> **Stored records**:
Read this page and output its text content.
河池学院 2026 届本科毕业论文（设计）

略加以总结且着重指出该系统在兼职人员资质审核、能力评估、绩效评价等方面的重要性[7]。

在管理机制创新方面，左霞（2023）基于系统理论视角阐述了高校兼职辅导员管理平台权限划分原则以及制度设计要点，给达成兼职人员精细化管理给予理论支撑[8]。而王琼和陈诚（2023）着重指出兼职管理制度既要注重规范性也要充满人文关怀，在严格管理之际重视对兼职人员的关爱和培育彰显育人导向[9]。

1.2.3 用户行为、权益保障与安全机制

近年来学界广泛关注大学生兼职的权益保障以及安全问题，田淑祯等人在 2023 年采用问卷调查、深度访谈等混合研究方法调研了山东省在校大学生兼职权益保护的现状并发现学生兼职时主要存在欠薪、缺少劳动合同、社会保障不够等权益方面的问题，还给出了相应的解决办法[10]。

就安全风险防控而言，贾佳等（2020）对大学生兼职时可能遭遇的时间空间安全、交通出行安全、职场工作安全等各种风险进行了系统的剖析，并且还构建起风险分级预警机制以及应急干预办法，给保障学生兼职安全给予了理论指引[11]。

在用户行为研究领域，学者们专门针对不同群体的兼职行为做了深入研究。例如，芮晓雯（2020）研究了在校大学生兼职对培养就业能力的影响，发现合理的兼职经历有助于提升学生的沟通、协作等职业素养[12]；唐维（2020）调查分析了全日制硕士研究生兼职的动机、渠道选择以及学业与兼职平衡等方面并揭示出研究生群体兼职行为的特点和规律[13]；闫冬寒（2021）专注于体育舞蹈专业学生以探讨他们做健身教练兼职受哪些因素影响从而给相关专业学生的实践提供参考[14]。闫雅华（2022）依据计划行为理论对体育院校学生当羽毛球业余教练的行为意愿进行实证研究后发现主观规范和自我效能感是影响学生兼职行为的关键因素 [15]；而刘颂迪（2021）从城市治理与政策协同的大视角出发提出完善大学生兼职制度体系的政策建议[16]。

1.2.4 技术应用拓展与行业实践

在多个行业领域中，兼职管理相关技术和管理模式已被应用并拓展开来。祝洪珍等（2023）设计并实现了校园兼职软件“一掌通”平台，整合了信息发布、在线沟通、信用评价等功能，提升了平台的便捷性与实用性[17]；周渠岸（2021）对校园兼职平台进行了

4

* * *

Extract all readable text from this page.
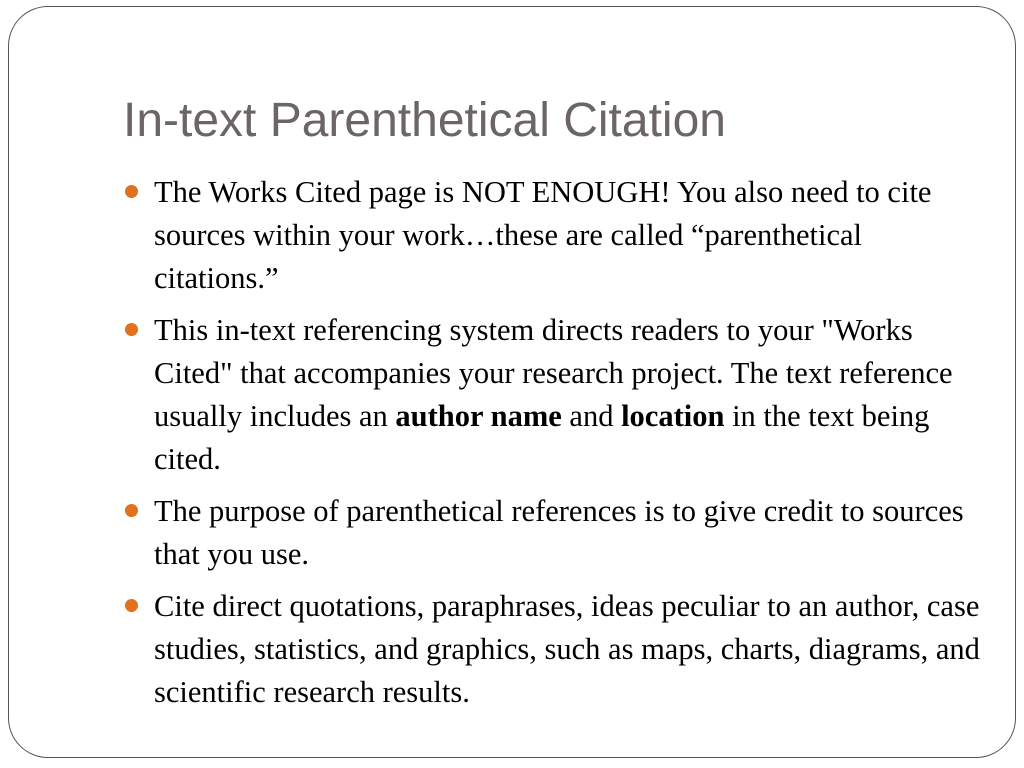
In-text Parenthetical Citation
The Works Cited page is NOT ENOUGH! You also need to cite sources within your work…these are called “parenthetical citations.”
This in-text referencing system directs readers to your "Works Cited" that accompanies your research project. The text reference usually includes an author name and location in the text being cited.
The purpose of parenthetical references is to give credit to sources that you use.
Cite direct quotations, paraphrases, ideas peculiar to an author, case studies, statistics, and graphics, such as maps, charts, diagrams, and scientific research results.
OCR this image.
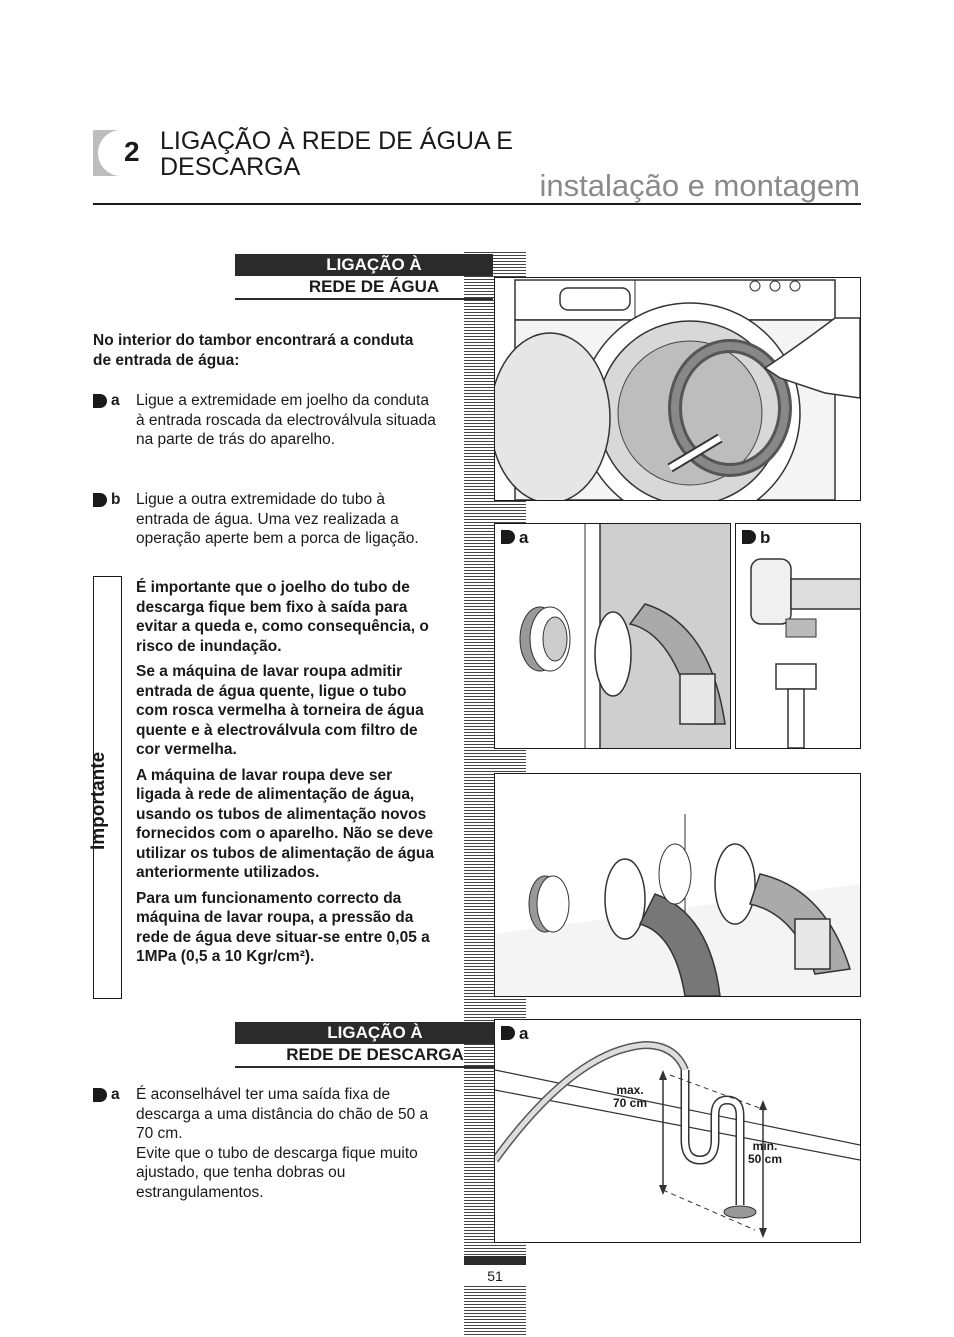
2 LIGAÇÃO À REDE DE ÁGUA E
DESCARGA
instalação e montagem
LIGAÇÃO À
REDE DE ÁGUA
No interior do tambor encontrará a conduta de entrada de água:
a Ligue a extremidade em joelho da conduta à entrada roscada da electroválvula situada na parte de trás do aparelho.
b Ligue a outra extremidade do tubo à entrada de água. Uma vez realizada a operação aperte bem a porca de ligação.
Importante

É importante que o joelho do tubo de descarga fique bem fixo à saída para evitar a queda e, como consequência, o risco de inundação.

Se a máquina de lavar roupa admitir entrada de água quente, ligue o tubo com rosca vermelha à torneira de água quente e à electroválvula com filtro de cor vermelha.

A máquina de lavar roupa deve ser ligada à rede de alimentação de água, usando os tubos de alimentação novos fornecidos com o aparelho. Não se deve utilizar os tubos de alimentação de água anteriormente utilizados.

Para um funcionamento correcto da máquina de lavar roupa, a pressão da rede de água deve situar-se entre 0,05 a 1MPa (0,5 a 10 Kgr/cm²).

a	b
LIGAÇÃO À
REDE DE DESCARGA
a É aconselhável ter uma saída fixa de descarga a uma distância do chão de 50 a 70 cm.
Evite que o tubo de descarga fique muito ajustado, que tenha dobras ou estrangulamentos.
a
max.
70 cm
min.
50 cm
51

...

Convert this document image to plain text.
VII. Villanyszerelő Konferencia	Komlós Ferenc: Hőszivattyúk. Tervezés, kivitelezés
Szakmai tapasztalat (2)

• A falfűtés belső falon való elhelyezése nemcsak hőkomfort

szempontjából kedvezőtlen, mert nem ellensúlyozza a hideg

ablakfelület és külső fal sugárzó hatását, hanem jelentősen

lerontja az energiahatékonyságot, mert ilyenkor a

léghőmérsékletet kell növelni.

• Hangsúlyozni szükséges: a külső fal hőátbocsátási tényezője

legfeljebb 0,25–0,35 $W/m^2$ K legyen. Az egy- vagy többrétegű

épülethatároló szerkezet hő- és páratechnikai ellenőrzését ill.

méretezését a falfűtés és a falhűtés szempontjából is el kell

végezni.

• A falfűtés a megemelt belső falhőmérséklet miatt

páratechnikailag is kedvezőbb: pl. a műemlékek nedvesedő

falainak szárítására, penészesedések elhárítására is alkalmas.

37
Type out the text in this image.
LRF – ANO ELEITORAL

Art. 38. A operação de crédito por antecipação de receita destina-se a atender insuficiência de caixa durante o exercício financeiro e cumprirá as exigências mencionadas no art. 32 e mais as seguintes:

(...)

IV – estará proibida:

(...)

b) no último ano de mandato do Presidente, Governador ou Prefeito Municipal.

> **Prompt**:
Return only the number of lines in the preceding records that contain the string "electroválvula".

> **Reply to the exercise**:
2